## Task
Make an exact copy of the records, with the pictures left out.

## Material for the task
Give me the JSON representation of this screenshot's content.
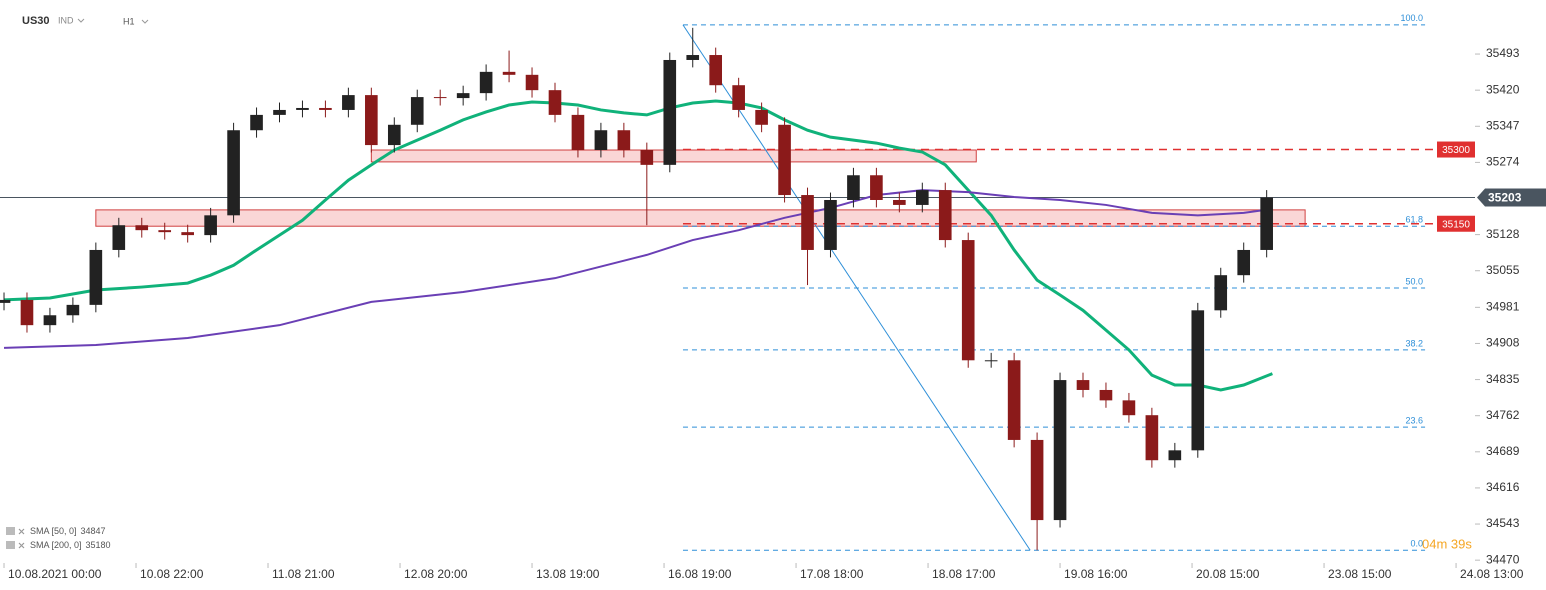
{
  "header": {
    "symbol": "US30",
    "market": "IND",
    "timeframe": "H1"
  },
  "timer": "04m 39s",
  "chart_data": {
    "type": "candlestick",
    "xlim": [
      -0.7,
      256.3
    ],
    "ylim": [
      34440,
      35580
    ],
    "yticks": [
      34470,
      34543,
      34616,
      34689,
      34762,
      34835,
      34908,
      34981,
      35055,
      35128,
      35274,
      35347,
      35420,
      35493
    ],
    "xticks": [
      {
        "value": 0,
        "label": "10.08.2021 00:00"
      },
      {
        "value": 23,
        "label": "10.08 22:00"
      },
      {
        "value": 46,
        "label": "11.08 21:00"
      },
      {
        "value": 69,
        "label": "12.08 20:00"
      },
      {
        "value": 92,
        "label": "13.08 19:00"
      },
      {
        "value": 115,
        "label": "16.08 19:00"
      },
      {
        "value": 138,
        "label": "17.08 18:00"
      },
      {
        "value": 161,
        "label": "18.08 17:00"
      },
      {
        "value": 184,
        "label": "19.08 16:00"
      },
      {
        "value": 207,
        "label": "20.08 15:00"
      },
      {
        "value": 230,
        "label": "23.08 15:00"
      },
      {
        "value": 253,
        "label": "24.08 13:00"
      }
    ],
    "up_color": "#222222",
    "down_color": "#8b1a1a",
    "x": [
      0,
      4,
      8,
      12,
      16,
      20,
      24,
      28,
      32,
      36,
      40,
      44,
      48,
      52,
      56,
      60,
      64,
      68,
      72,
      76,
      80,
      84,
      88,
      92,
      96,
      100,
      104,
      108,
      112,
      116,
      120,
      124,
      128,
      132,
      136,
      140,
      144,
      148,
      152,
      156,
      160,
      164,
      168,
      172,
      176,
      180,
      184,
      188,
      192,
      196,
      200,
      204,
      208,
      212,
      216,
      220
    ],
    "open": [
      34990,
      34996,
      34945,
      34965,
      34986,
      35097,
      35147,
      35137,
      35133,
      35127,
      35167,
      35339,
      35370,
      35380,
      35384,
      35380,
      35410,
      35309,
      35350,
      35406,
      35404,
      35414,
      35457,
      35451,
      35420,
      35370,
      35299,
      35339,
      35299,
      35269,
      35481,
      35491,
      35430,
      35380,
      35350,
      35208,
      35097,
      35198,
      35248,
      35198,
      35188,
      35218,
      35117,
      34874,
      34874,
      34713,
      34551,
      34834,
      34814,
      34793,
      34763,
      34672,
      34692,
      34975,
      35046,
      35097
    ],
    "high": [
      35011,
      35011,
      34980,
      35001,
      35112,
      35162,
      35162,
      35152,
      35148,
      35182,
      35354,
      35385,
      35395,
      35399,
      35399,
      35425,
      35425,
      35365,
      35421,
      35421,
      35429,
      35472,
      35500,
      35466,
      35435,
      35385,
      35354,
      35354,
      35314,
      35496,
      35546,
      35506,
      35445,
      35395,
      35365,
      35223,
      35213,
      35263,
      35263,
      35213,
      35233,
      35233,
      35132,
      34889,
      34889,
      34728,
      34849,
      34849,
      34829,
      34808,
      34778,
      34707,
      34990,
      35061,
      35112,
      35218
    ],
    "low": [
      34975,
      34930,
      34930,
      34950,
      34971,
      35082,
      35122,
      35118,
      35112,
      35112,
      35152,
      35324,
      35355,
      35365,
      35365,
      35365,
      35294,
      35294,
      35335,
      35389,
      35389,
      35399,
      35436,
      35405,
      35355,
      35284,
      35284,
      35284,
      35147,
      35254,
      35466,
      35415,
      35365,
      35335,
      35193,
      35026,
      35082,
      35183,
      35183,
      35173,
      35173,
      35102,
      34859,
      34859,
      34698,
      34490,
      34536,
      34799,
      34778,
      34748,
      34657,
      34657,
      34677,
      34960,
      35031,
      35082
    ],
    "close": [
      34996,
      34945,
      34965,
      34986,
      35097,
      35147,
      35137,
      35133,
      35127,
      35167,
      35339,
      35370,
      35380,
      35384,
      35380,
      35410,
      35309,
      35350,
      35406,
      35404,
      35414,
      35457,
      35451,
      35420,
      35370,
      35299,
      35339,
      35299,
      35269,
      35481,
      35491,
      35430,
      35380,
      35350,
      35208,
      35097,
      35198,
      35248,
      35198,
      35188,
      35218,
      35117,
      34874,
      34874,
      34713,
      34551,
      34834,
      34814,
      34793,
      34763,
      34672,
      34692,
      34975,
      35046,
      35097,
      35203
    ],
    "current_price": 35203,
    "sma": [
      {
        "name": "SMA [50, 0]",
        "last_value": 34847,
        "color": "#10b27a",
        "x": [
          0,
          8,
          16,
          24,
          32,
          36,
          40,
          44,
          48,
          52,
          56,
          60,
          64,
          68,
          72,
          76,
          80,
          84,
          88,
          92,
          96,
          100,
          104,
          108,
          112,
          116,
          120,
          124,
          128,
          132,
          136,
          140,
          144,
          148,
          152,
          156,
          160,
          164,
          168,
          172,
          176,
          180,
          184,
          188,
          192,
          196,
          200,
          204,
          208,
          212,
          216,
          221
        ],
        "values": [
          34996,
          35000,
          35016,
          35022,
          35030,
          35046,
          35066,
          35097,
          35127,
          35157,
          35198,
          35238,
          35269,
          35299,
          35319,
          35339,
          35360,
          35376,
          35390,
          35396,
          35394,
          35390,
          35380,
          35374,
          35370,
          35384,
          35394,
          35398,
          35394,
          35384,
          35360,
          35339,
          35325,
          35319,
          35313,
          35303,
          35295,
          35269,
          35218,
          35167,
          35097,
          35036,
          35006,
          34975,
          34935,
          34895,
          34844,
          34824,
          34824,
          34814,
          34824,
          34847
        ]
      },
      {
        "name": "SMA [200, 0]",
        "last_value": 35180,
        "color": "#6a3fb5",
        "x": [
          0,
          16,
          32,
          48,
          64,
          80,
          96,
          112,
          120,
          128,
          136,
          144,
          152,
          160,
          168,
          176,
          184,
          192,
          200,
          208,
          216,
          221
        ],
        "values": [
          34899,
          34905,
          34919,
          34945,
          34992,
          35012,
          35040,
          35087,
          35117,
          35137,
          35162,
          35182,
          35208,
          35218,
          35214,
          35204,
          35198,
          35188,
          35172,
          35167,
          35172,
          35180
        ]
      }
    ],
    "levels": [
      {
        "value": 35300,
        "color": "#e03030"
      },
      {
        "value": 35150,
        "color": "#e03030"
      }
    ],
    "zones": [
      {
        "x_start": 64,
        "x_end": 169.4,
        "top": 35299,
        "bottom": 35275
      },
      {
        "x_start": 16,
        "x_end": 226.7,
        "top": 35178,
        "bottom": 35145
      }
    ],
    "fib": {
      "x_start": 118.3,
      "x_end": 247.6,
      "x_diag_end": 178.8,
      "color": "#2e8fd8",
      "levels": [
        {
          "label": "100.0",
          "price": 35552
        },
        {
          "label": "61.8",
          "price": 35145
        },
        {
          "label": "50.0",
          "price": 35020
        },
        {
          "label": "38.2",
          "price": 34895
        },
        {
          "label": "23.6",
          "price": 34739
        },
        {
          "label": "0.0",
          "price": 34490
        }
      ]
    }
  }
}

## Response to the task
Give me the JSON representation of this screenshot's content.
{
  "header": {
    "symbol": "US30",
    "market": "IND",
    "timeframe": "H1"
  },
  "timer": "04m 39s",
  "chart_data": {
    "type": "candlestick",
    "xlim": [
      -0.7,
      256.3
    ],
    "ylim": [
      34440,
      35580
    ],
    "yticks": [
      34470,
      34543,
      34616,
      34689,
      34762,
      34835,
      34908,
      34981,
      35055,
      35128,
      35274,
      35347,
      35420,
      35493
    ],
    "xticks": [
      {
        "value": 0,
        "label": "10.08.2021 00:00"
      },
      {
        "value": 23,
        "label": "10.08 22:00"
      },
      {
        "value": 46,
        "label": "11.08 21:00"
      },
      {
        "value": 69,
        "label": "12.08 20:00"
      },
      {
        "value": 92,
        "label": "13.08 19:00"
      },
      {
        "value": 115,
        "label": "16.08 19:00"
      },
      {
        "value": 138,
        "label": "17.08 18:00"
      },
      {
        "value": 161,
        "label": "18.08 17:00"
      },
      {
        "value": 184,
        "label": "19.08 16:00"
      },
      {
        "value": 207,
        "label": "20.08 15:00"
      },
      {
        "value": 230,
        "label": "23.08 15:00"
      },
      {
        "value": 253,
        "label": "24.08 13:00"
      }
    ],
    "up_color": "#222222",
    "down_color": "#8b1a1a",
    "x": [
      0,
      4,
      8,
      12,
      16,
      20,
      24,
      28,
      32,
      36,
      40,
      44,
      48,
      52,
      56,
      60,
      64,
      68,
      72,
      76,
      80,
      84,
      88,
      92,
      96,
      100,
      104,
      108,
      112,
      116,
      120,
      124,
      128,
      132,
      136,
      140,
      144,
      148,
      152,
      156,
      160,
      164,
      168,
      172,
      176,
      180,
      184,
      188,
      192,
      196,
      200,
      204,
      208,
      212,
      216,
      220
    ],
    "open": [
      34990,
      34996,
      34945,
      34965,
      34986,
      35097,
      35147,
      35137,
      35133,
      35127,
      35167,
      35339,
      35370,
      35380,
      35384,
      35380,
      35410,
      35309,
      35350,
      35406,
      35404,
      35414,
      35457,
      35451,
      35420,
      35370,
      35299,
      35339,
      35299,
      35269,
      35481,
      35491,
      35430,
      35380,
      35350,
      35208,
      35097,
      35198,
      35248,
      35198,
      35188,
      35218,
      35117,
      34874,
      34874,
      34713,
      34551,
      34834,
      34814,
      34793,
      34763,
      34672,
      34692,
      34975,
      35046,
      35097
    ],
    "high": [
      35011,
      35011,
      34980,
      35001,
      35112,
      35162,
      35162,
      35152,
      35148,
      35182,
      35354,
      35385,
      35395,
      35399,
      35399,
      35425,
      35425,
      35365,
      35421,
      35421,
      35429,
      35472,
      35500,
      35466,
      35435,
      35385,
      35354,
      35354,
      35314,
      35496,
      35546,
      35506,
      35445,
      35395,
      35365,
      35223,
      35213,
      35263,
      35263,
      35213,
      35233,
      35233,
      35132,
      34889,
      34889,
      34728,
      34849,
      34849,
      34829,
      34808,
      34778,
      34707,
      34990,
      35061,
      35112,
      35218
    ],
    "low": [
      34975,
      34930,
      34930,
      34950,
      34971,
      35082,
      35122,
      35118,
      35112,
      35112,
      35152,
      35324,
      35355,
      35365,
      35365,
      35365,
      35294,
      35294,
      35335,
      35389,
      35389,
      35399,
      35436,
      35405,
      35355,
      35284,
      35284,
      35284,
      35147,
      35254,
      35466,
      35415,
      35365,
      35335,
      35193,
      35026,
      35082,
      35183,
      35183,
      35173,
      35173,
      35102,
      34859,
      34859,
      34698,
      34490,
      34536,
      34799,
      34778,
      34748,
      34657,
      34657,
      34677,
      34960,
      35031,
      35082
    ],
    "close": [
      34996,
      34945,
      34965,
      34986,
      35097,
      35147,
      35137,
      35133,
      35127,
      35167,
      35339,
      35370,
      35380,
      35384,
      35380,
      35410,
      35309,
      35350,
      35406,
      35404,
      35414,
      35457,
      35451,
      35420,
      35370,
      35299,
      35339,
      35299,
      35269,
      35481,
      35491,
      35430,
      35380,
      35350,
      35208,
      35097,
      35198,
      35248,
      35198,
      35188,
      35218,
      35117,
      34874,
      34874,
      34713,
      34551,
      34834,
      34814,
      34793,
      34763,
      34672,
      34692,
      34975,
      35046,
      35097,
      35203
    ],
    "current_price": 35203,
    "sma": [
      {
        "name": "SMA [50, 0]",
        "last_value": 34847,
        "color": "#10b27a",
        "x": [
          0,
          8,
          16,
          24,
          32,
          36,
          40,
          44,
          48,
          52,
          56,
          60,
          64,
          68,
          72,
          76,
          80,
          84,
          88,
          92,
          96,
          100,
          104,
          108,
          112,
          116,
          120,
          124,
          128,
          132,
          136,
          140,
          144,
          148,
          152,
          156,
          160,
          164,
          168,
          172,
          176,
          180,
          184,
          188,
          192,
          196,
          200,
          204,
          208,
          212,
          216,
          221
        ],
        "values": [
          34996,
          35000,
          35016,
          35022,
          35030,
          35046,
          35066,
          35097,
          35127,
          35157,
          35198,
          35238,
          35269,
          35299,
          35319,
          35339,
          35360,
          35376,
          35390,
          35396,
          35394,
          35390,
          35380,
          35374,
          35370,
          35384,
          35394,
          35398,
          35394,
          35384,
          35360,
          35339,
          35325,
          35319,
          35313,
          35303,
          35295,
          35269,
          35218,
          35167,
          35097,
          35036,
          35006,
          34975,
          34935,
          34895,
          34844,
          34824,
          34824,
          34814,
          34824,
          34847
        ]
      },
      {
        "name": "SMA [200, 0]",
        "last_value": 35180,
        "color": "#6a3fb5",
        "x": [
          0,
          16,
          32,
          48,
          64,
          80,
          96,
          112,
          120,
          128,
          136,
          144,
          152,
          160,
          168,
          176,
          184,
          192,
          200,
          208,
          216,
          221
        ],
        "values": [
          34899,
          34905,
          34919,
          34945,
          34992,
          35012,
          35040,
          35087,
          35117,
          35137,
          35162,
          35182,
          35208,
          35218,
          35214,
          35204,
          35198,
          35188,
          35172,
          35167,
          35172,
          35180
        ]
      }
    ],
    "levels": [
      {
        "value": 35300,
        "color": "#e03030"
      },
      {
        "value": 35150,
        "color": "#e03030"
      }
    ],
    "zones": [
      {
        "x_start": 64,
        "x_end": 169.4,
        "top": 35299,
        "bottom": 35275
      },
      {
        "x_start": 16,
        "x_end": 226.7,
        "top": 35178,
        "bottom": 35145
      }
    ],
    "fib": {
      "x_start": 118.3,
      "x_end": 247.6,
      "x_diag_end": 178.8,
      "color": "#2e8fd8",
      "levels": [
        {
          "label": "100.0",
          "price": 35552
        },
        {
          "label": "61.8",
          "price": 35145
        },
        {
          "label": "50.0",
          "price": 35020
        },
        {
          "label": "38.2",
          "price": 34895
        },
        {
          "label": "23.6",
          "price": 34739
        },
        {
          "label": "0.0",
          "price": 34490
        }
      ]
    }
  }
}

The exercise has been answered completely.